§ **What is expected**
You are to retype all of the data exactly as it appears.

+++++

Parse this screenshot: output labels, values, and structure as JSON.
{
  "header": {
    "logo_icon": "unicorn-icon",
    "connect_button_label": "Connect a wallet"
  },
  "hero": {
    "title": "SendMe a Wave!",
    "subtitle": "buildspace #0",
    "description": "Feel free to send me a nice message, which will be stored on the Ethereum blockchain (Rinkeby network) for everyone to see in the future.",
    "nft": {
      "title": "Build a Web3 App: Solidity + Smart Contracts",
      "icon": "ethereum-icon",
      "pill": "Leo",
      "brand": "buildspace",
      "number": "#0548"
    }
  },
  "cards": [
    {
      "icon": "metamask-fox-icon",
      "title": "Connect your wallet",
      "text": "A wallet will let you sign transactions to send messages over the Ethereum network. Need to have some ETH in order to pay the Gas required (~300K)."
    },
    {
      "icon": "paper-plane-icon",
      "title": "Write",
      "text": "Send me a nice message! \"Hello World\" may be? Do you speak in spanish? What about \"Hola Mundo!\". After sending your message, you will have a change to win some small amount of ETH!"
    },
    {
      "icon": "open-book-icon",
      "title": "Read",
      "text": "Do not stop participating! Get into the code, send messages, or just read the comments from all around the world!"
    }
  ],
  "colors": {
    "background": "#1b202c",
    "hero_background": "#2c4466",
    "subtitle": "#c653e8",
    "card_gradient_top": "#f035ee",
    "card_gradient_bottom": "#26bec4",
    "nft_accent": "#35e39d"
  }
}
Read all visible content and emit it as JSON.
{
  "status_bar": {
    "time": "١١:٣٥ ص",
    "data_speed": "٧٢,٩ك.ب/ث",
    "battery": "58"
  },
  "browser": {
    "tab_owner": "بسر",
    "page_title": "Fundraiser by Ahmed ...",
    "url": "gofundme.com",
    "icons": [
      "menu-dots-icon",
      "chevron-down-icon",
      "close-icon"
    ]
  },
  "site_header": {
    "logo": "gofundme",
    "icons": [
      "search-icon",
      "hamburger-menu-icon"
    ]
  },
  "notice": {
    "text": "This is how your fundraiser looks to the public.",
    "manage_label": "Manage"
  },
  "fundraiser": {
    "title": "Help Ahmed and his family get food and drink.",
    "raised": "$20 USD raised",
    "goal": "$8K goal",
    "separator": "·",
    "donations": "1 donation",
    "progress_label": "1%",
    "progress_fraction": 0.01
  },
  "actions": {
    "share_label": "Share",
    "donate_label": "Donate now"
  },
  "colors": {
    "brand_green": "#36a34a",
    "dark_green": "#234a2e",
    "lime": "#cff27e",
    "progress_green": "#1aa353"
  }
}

+++++

§ **Problem solution**
Parse this screenshot: output labels, values, and structure as JSON.
{
  "header": {
    "logo_icon": "unicorn-icon",
    "connect_button_label": "Connect a wallet"
  },
  "hero": {
    "title": "SendMe a Wave!",
    "subtitle": "buildspace #0",
    "description": "Feel free to send me a nice message, which will be stored on the Ethereum blockchain (Rinkeby network) for everyone to see in the future.",
    "nft": {
      "title": "Build a Web3 App: Solidity + Smart Contracts",
      "icon": "ethereum-icon",
      "pill": "Leo",
      "brand": "buildspace",
      "number": "#0548"
    }
  },
  "cards": [
    {
      "icon": "metamask-fox-icon",
      "title": "Connect your wallet",
      "text": "A wallet will let you sign transactions to send messages over the Ethereum network. Need to have some ETH in order to pay the Gas required (~300K)."
    },
    {
      "icon": "paper-plane-icon",
      "title": "Write",
      "text": "Send me a nice message! \"Hello World\" may be? Do you speak in spanish? What about \"Hola Mundo!\". After sending your message, you will have a change to win some small amount of ETH!"
    },
    {
      "icon": "open-book-icon",
      "title": "Read",
      "text": "Do not stop participating! Get into the code, send messages, or just read the comments from all around the world!"
    }
  ],
  "colors": {
    "background": "#1b202c",
    "hero_background": "#2c4466",
    "subtitle": "#c653e8",
    "card_gradient_top": "#f035ee",
    "card_gradient_bottom": "#26bec4",
    "nft_accent": "#35e39d"
  }
}
Read all visible content and emit it as JSON.
{
  "status_bar": {
    "time": "١١:٣٥ ص",
    "data_speed": "٧٢,٩ك.ب/ث",
    "battery": "58"
  },
  "browser": {
    "tab_owner": "بسر",
    "page_title": "Fundraiser by Ahmed ...",
    "url": "gofundme.com",
    "icons": [
      "menu-dots-icon",
      "chevron-down-icon",
      "close-icon"
    ]
  },
  "site_header": {
    "logo": "gofundme",
    "icons": [
      "search-icon",
      "hamburger-menu-icon"
    ]
  },
  "notice": {
    "text": "This is how your fundraiser looks to the public.",
    "manage_label": "Manage"
  },
  "fundraiser": {
    "title": "Help Ahmed and his family get food and drink.",
    "raised": "$20 USD raised",
    "goal": "$8K goal",
    "separator": "·",
    "donations": "1 donation",
    "progress_label": "1%",
    "progress_fraction": 0.01
  },
  "actions": {
    "share_label": "Share",
    "donate_label": "Donate now"
  },
  "colors": {
    "brand_green": "#36a34a",
    "dark_green": "#234a2e",
    "lime": "#cff27e",
    "progress_green": "#1aa353"
  }
}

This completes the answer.